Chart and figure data

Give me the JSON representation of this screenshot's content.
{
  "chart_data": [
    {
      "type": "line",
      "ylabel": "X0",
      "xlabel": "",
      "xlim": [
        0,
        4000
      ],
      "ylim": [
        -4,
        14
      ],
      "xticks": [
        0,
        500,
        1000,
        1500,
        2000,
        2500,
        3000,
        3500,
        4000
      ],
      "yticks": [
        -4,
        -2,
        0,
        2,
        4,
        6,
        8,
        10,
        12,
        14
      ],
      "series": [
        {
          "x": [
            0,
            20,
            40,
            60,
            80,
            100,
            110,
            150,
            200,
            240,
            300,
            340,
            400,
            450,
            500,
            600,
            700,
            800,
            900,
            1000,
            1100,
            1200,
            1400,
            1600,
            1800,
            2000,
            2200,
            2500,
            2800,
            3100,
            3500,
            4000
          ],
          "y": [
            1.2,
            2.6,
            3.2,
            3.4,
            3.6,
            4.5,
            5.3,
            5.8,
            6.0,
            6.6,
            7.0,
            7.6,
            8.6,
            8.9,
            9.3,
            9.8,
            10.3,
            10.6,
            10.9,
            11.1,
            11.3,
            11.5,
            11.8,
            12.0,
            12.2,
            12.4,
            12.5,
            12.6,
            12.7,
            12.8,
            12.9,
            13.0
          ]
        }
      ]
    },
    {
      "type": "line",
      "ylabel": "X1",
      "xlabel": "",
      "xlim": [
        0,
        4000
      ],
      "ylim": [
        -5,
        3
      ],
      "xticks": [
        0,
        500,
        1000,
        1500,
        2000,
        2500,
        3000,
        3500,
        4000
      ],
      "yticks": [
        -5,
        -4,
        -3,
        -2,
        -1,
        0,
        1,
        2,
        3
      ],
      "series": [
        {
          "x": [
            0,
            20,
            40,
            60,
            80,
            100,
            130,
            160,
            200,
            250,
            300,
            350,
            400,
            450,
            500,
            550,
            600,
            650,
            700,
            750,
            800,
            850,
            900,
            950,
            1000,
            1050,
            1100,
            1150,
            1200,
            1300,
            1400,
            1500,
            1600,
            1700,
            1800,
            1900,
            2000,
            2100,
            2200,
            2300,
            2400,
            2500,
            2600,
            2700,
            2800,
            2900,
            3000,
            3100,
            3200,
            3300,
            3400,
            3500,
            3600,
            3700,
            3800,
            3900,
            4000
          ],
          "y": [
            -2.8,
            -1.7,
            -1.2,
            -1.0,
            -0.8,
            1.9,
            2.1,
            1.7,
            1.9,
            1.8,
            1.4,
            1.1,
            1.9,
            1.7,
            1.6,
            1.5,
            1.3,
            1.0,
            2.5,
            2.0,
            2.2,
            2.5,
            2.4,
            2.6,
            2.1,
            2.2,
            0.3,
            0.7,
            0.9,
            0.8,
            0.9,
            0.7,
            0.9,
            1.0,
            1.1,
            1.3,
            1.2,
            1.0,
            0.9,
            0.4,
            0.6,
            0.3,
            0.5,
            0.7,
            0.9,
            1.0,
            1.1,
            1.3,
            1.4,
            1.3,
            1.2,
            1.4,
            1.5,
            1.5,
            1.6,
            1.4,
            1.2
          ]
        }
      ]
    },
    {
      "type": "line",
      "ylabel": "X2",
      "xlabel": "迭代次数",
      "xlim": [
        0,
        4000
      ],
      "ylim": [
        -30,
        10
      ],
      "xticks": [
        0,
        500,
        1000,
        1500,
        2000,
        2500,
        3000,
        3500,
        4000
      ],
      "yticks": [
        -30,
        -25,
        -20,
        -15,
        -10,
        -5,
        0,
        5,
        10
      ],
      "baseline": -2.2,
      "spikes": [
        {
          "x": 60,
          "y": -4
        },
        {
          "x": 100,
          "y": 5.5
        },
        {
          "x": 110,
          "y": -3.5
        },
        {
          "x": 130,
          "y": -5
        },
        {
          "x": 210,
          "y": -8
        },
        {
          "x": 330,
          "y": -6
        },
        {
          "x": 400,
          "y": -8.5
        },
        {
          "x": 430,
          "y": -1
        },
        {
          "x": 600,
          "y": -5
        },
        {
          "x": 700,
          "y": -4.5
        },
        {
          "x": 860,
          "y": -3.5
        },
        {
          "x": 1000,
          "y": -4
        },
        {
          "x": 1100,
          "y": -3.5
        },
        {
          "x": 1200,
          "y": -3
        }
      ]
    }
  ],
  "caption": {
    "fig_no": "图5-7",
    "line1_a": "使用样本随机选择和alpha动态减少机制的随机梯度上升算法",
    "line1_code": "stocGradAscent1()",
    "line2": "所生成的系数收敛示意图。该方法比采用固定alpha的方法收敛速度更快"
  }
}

— WHAT IS BEING ASKED —
Exactly as written, please output every entry.

— FINAL RESULT —
Give me the JSON representation of this screenshot's content.
{
  "chart_data": [
    {
      "type": "line",
      "ylabel": "X0",
      "xlabel": "",
      "xlim": [
        0,
        4000
      ],
      "ylim": [
        -4,
        14
      ],
      "xticks": [
        0,
        500,
        1000,
        1500,
        2000,
        2500,
        3000,
        3500,
        4000
      ],
      "yticks": [
        -4,
        -2,
        0,
        2,
        4,
        6,
        8,
        10,
        12,
        14
      ],
      "series": [
        {
          "x": [
            0,
            20,
            40,
            60,
            80,
            100,
            110,
            150,
            200,
            240,
            300,
            340,
            400,
            450,
            500,
            600,
            700,
            800,
            900,
            1000,
            1100,
            1200,
            1400,
            1600,
            1800,
            2000,
            2200,
            2500,
            2800,
            3100,
            3500,
            4000
          ],
          "y": [
            1.2,
            2.6,
            3.2,
            3.4,
            3.6,
            4.5,
            5.3,
            5.8,
            6.0,
            6.6,
            7.0,
            7.6,
            8.6,
            8.9,
            9.3,
            9.8,
            10.3,
            10.6,
            10.9,
            11.1,
            11.3,
            11.5,
            11.8,
            12.0,
            12.2,
            12.4,
            12.5,
            12.6,
            12.7,
            12.8,
            12.9,
            13.0
          ]
        }
      ]
    },
    {
      "type": "line",
      "ylabel": "X1",
      "xlabel": "",
      "xlim": [
        0,
        4000
      ],
      "ylim": [
        -5,
        3
      ],
      "xticks": [
        0,
        500,
        1000,
        1500,
        2000,
        2500,
        3000,
        3500,
        4000
      ],
      "yticks": [
        -5,
        -4,
        -3,
        -2,
        -1,
        0,
        1,
        2,
        3
      ],
      "series": [
        {
          "x": [
            0,
            20,
            40,
            60,
            80,
            100,
            130,
            160,
            200,
            250,
            300,
            350,
            400,
            450,
            500,
            550,
            600,
            650,
            700,
            750,
            800,
            850,
            900,
            950,
            1000,
            1050,
            1100,
            1150,
            1200,
            1300,
            1400,
            1500,
            1600,
            1700,
            1800,
            1900,
            2000,
            2100,
            2200,
            2300,
            2400,
            2500,
            2600,
            2700,
            2800,
            2900,
            3000,
            3100,
            3200,
            3300,
            3400,
            3500,
            3600,
            3700,
            3800,
            3900,
            4000
          ],
          "y": [
            -2.8,
            -1.7,
            -1.2,
            -1.0,
            -0.8,
            1.9,
            2.1,
            1.7,
            1.9,
            1.8,
            1.4,
            1.1,
            1.9,
            1.7,
            1.6,
            1.5,
            1.3,
            1.0,
            2.5,
            2.0,
            2.2,
            2.5,
            2.4,
            2.6,
            2.1,
            2.2,
            0.3,
            0.7,
            0.9,
            0.8,
            0.9,
            0.7,
            0.9,
            1.0,
            1.1,
            1.3,
            1.2,
            1.0,
            0.9,
            0.4,
            0.6,
            0.3,
            0.5,
            0.7,
            0.9,
            1.0,
            1.1,
            1.3,
            1.4,
            1.3,
            1.2,
            1.4,
            1.5,
            1.5,
            1.6,
            1.4,
            1.2
          ]
        }
      ]
    },
    {
      "type": "line",
      "ylabel": "X2",
      "xlabel": "迭代次数",
      "xlim": [
        0,
        4000
      ],
      "ylim": [
        -30,
        10
      ],
      "xticks": [
        0,
        500,
        1000,
        1500,
        2000,
        2500,
        3000,
        3500,
        4000
      ],
      "yticks": [
        -30,
        -25,
        -20,
        -15,
        -10,
        -5,
        0,
        5,
        10
      ],
      "baseline": -2.2,
      "spikes": [
        {
          "x": 60,
          "y": -4
        },
        {
          "x": 100,
          "y": 5.5
        },
        {
          "x": 110,
          "y": -3.5
        },
        {
          "x": 130,
          "y": -5
        },
        {
          "x": 210,
          "y": -8
        },
        {
          "x": 330,
          "y": -6
        },
        {
          "x": 400,
          "y": -8.5
        },
        {
          "x": 430,
          "y": -1
        },
        {
          "x": 600,
          "y": -5
        },
        {
          "x": 700,
          "y": -4.5
        },
        {
          "x": 860,
          "y": -3.5
        },
        {
          "x": 1000,
          "y": -4
        },
        {
          "x": 1100,
          "y": -3.5
        },
        {
          "x": 1200,
          "y": -3
        }
      ]
    }
  ],
  "caption": {
    "fig_no": "图5-7",
    "line1_a": "使用样本随机选择和alpha动态减少机制的随机梯度上升算法",
    "line1_code": "stocGradAscent1()",
    "line2": "所生成的系数收敛示意图。该方法比采用固定alpha的方法收敛速度更快"
  }
}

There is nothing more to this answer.